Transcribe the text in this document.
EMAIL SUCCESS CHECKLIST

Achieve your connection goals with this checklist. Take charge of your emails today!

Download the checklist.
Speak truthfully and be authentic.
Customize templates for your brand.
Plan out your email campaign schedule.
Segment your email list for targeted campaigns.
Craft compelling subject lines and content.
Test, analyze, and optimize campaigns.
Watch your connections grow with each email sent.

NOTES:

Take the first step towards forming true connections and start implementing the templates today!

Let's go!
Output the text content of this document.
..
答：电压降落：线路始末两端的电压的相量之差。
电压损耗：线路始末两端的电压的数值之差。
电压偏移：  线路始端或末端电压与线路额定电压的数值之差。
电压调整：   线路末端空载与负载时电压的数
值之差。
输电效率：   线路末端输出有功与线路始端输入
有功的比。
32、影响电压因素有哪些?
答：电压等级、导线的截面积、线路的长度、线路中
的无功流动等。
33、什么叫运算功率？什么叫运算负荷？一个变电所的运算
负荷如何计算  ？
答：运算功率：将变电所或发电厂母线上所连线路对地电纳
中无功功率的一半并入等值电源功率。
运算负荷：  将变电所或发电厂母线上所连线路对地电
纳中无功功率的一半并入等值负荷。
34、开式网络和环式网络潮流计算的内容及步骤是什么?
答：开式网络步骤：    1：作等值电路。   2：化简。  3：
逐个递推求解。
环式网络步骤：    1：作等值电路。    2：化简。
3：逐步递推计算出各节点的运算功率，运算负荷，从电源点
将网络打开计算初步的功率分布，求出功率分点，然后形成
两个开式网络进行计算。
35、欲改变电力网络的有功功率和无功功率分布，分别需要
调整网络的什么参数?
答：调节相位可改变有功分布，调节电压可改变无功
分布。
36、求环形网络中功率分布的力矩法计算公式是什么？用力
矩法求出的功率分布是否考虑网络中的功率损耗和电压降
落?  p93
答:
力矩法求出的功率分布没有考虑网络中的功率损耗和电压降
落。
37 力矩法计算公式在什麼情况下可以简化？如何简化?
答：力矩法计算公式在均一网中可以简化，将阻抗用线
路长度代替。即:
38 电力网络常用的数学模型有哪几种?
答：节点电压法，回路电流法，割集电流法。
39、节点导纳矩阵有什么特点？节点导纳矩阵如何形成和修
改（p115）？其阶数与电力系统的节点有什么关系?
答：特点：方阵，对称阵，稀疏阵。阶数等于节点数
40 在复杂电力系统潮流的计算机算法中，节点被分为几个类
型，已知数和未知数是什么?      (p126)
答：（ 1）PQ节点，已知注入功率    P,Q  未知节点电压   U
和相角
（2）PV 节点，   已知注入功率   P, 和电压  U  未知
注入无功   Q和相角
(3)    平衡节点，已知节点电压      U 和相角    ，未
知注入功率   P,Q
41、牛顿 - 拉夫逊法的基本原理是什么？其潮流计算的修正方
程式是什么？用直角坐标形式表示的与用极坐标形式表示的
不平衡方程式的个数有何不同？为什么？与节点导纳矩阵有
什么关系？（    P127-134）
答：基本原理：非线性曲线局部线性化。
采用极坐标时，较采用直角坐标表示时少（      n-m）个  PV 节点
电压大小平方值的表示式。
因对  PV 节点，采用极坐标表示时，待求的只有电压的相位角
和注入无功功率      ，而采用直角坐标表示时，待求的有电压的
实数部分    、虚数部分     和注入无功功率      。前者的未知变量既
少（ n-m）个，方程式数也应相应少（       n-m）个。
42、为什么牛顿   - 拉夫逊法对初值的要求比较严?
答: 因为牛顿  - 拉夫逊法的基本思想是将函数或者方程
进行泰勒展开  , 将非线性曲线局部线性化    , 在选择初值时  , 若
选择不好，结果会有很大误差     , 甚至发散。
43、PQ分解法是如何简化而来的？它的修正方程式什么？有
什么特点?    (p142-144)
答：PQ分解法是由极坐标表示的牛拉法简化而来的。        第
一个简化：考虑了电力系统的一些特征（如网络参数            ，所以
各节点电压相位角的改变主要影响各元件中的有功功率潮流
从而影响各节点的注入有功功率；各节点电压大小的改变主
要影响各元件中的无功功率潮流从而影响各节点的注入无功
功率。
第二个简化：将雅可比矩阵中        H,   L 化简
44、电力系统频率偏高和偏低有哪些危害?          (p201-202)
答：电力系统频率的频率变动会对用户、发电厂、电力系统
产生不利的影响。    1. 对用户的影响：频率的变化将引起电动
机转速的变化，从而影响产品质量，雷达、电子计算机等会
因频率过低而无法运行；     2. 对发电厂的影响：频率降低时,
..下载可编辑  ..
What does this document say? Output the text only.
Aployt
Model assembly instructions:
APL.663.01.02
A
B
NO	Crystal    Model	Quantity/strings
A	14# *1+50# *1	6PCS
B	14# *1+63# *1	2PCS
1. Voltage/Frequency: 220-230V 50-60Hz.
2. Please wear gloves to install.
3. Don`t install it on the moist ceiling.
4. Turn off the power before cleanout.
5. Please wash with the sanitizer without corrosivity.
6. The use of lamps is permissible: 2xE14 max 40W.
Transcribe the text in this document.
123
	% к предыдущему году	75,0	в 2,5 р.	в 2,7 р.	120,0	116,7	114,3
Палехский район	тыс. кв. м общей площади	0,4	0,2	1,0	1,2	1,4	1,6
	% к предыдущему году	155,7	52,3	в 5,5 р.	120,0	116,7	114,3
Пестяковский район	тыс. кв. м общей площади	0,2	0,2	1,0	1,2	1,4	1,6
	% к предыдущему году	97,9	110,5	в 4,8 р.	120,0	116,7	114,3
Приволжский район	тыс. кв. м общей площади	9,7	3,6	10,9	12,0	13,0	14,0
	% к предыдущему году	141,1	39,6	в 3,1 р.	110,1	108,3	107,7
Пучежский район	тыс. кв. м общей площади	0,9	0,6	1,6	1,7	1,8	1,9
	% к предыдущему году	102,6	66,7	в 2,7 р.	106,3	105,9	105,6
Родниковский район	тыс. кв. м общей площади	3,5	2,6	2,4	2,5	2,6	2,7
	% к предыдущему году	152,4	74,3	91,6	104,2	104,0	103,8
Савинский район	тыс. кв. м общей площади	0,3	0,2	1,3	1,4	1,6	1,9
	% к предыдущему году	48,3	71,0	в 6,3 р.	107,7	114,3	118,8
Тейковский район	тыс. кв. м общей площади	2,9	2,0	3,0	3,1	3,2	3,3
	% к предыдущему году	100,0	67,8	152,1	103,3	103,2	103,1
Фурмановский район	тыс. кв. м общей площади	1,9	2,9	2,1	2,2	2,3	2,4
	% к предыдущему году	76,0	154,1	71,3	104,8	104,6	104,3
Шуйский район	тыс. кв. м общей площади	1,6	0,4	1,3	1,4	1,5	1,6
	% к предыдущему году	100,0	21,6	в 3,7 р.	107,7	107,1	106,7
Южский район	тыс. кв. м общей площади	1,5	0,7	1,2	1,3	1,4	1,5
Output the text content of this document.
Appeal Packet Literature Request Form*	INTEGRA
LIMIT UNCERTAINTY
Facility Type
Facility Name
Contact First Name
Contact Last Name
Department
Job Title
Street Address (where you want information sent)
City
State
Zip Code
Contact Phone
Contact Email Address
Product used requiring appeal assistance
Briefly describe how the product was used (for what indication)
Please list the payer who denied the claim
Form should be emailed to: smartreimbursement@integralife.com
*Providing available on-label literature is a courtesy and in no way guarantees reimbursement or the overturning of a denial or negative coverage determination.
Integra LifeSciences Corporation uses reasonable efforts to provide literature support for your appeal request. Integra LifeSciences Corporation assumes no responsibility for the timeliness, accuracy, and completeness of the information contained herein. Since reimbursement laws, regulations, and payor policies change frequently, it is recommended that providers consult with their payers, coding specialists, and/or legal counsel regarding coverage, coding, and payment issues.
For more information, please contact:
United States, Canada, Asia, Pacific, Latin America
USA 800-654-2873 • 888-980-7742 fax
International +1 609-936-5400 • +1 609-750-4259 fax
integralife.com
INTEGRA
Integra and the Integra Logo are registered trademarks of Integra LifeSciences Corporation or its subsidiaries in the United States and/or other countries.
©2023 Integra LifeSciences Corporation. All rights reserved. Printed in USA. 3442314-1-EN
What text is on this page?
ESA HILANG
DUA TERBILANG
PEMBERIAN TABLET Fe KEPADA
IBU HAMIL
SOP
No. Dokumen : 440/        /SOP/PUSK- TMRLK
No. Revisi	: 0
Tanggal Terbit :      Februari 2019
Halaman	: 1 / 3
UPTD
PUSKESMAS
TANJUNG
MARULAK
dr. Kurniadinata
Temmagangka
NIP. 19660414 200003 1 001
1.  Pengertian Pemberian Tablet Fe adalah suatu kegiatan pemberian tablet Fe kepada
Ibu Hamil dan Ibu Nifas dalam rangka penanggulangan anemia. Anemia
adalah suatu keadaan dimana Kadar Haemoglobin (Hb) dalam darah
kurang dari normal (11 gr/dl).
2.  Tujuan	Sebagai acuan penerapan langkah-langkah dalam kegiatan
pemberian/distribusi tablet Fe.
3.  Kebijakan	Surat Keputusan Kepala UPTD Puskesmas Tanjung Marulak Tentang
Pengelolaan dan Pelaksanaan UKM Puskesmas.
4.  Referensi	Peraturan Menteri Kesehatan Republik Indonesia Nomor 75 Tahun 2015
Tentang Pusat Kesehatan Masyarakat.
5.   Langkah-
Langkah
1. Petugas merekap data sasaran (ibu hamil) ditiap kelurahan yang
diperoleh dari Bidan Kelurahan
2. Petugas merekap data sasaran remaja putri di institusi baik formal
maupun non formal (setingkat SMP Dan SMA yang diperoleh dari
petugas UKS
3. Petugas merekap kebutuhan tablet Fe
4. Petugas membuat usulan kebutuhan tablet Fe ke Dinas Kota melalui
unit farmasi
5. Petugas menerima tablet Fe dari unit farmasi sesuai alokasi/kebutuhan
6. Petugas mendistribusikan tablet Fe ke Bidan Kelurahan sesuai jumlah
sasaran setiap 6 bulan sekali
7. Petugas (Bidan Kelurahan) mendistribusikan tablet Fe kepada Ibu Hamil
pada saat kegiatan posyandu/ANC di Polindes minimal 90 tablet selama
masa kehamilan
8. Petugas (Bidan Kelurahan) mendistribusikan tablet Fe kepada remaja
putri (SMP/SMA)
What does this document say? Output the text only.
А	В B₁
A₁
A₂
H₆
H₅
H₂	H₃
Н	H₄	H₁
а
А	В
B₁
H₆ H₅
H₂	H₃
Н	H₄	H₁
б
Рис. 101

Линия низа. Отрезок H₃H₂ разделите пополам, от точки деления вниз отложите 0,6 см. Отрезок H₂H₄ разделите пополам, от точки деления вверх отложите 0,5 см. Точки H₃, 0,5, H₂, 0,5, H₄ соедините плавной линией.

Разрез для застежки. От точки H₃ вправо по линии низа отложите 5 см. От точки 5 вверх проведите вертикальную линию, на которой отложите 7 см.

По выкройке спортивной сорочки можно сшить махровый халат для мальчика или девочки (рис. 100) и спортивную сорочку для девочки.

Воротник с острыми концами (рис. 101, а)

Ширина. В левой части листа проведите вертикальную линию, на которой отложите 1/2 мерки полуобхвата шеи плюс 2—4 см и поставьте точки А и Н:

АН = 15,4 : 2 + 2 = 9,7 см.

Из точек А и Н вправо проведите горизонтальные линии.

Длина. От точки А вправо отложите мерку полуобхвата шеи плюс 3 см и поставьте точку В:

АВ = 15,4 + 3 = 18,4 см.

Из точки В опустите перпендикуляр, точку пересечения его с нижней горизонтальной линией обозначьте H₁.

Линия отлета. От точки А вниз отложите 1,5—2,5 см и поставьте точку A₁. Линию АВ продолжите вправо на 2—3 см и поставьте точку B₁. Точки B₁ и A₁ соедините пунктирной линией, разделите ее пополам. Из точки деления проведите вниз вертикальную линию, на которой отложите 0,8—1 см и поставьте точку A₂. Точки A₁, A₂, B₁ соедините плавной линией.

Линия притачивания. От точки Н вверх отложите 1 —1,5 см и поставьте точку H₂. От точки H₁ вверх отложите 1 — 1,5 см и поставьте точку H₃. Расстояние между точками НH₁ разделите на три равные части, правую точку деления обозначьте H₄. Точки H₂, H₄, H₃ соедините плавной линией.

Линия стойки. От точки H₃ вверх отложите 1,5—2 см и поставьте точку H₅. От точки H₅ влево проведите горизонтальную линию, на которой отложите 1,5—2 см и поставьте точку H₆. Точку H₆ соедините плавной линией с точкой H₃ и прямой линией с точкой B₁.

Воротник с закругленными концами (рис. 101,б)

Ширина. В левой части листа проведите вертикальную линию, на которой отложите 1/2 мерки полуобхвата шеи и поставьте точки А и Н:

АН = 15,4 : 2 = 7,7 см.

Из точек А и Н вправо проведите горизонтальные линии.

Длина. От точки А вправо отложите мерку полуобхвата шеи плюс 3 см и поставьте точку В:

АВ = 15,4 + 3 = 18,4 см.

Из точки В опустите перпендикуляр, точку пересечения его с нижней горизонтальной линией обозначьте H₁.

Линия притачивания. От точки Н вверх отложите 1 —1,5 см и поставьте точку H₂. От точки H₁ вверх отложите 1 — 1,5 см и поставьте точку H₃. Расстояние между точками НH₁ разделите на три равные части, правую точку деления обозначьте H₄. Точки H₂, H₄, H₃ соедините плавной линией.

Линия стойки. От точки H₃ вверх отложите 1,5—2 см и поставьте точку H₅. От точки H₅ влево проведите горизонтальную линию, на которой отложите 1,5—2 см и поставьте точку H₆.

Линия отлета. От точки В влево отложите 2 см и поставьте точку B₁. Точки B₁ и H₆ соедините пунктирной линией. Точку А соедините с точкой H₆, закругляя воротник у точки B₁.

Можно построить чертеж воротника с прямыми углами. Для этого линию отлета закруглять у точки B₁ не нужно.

-------

→ WORK TO COMPLETE
List all lines in the material containing the string "площади".

→ SOLUTION TO THE PROBLEM
Палехский район	тыс. кв. м общей площади	0,4	0,2	1,0	1,2	1,4	1,6
Пестяковский район	тыс. кв. м общей площади	0,2	0,2	1,0	1,2	1,4	1,6
Приволжский район	тыс. кв. м общей площади	9,7	3,6	10,9	12,0	13,0	14,0
Пучежский район	тыс. кв. м общей площади	0,9	0,6	1,6	1,7	1,8	1,9
Родниковский район	тыс. кв. м общей площади	3,5	2,6	2,4	2,5	2,6	2,7
Савинский район	тыс. кв. м общей площади	0,3	0,2	1,3	1,4	1,6	1,9
Тейковский район	тыс. кв. м общей площади	2,9	2,0	3,0	3,1	3,2	3,3
Фурмановский район	тыс. кв. м общей площади	1,9	2,9	2,1	2,2	2,3	2,4
Шуйский район	тыс. кв. м общей площади	1,6	0,4	1,3	1,4	1,5	1,6
Южский район	тыс. кв. м общей площади	1,5	0,7	1,2	1,3	1,4	1,5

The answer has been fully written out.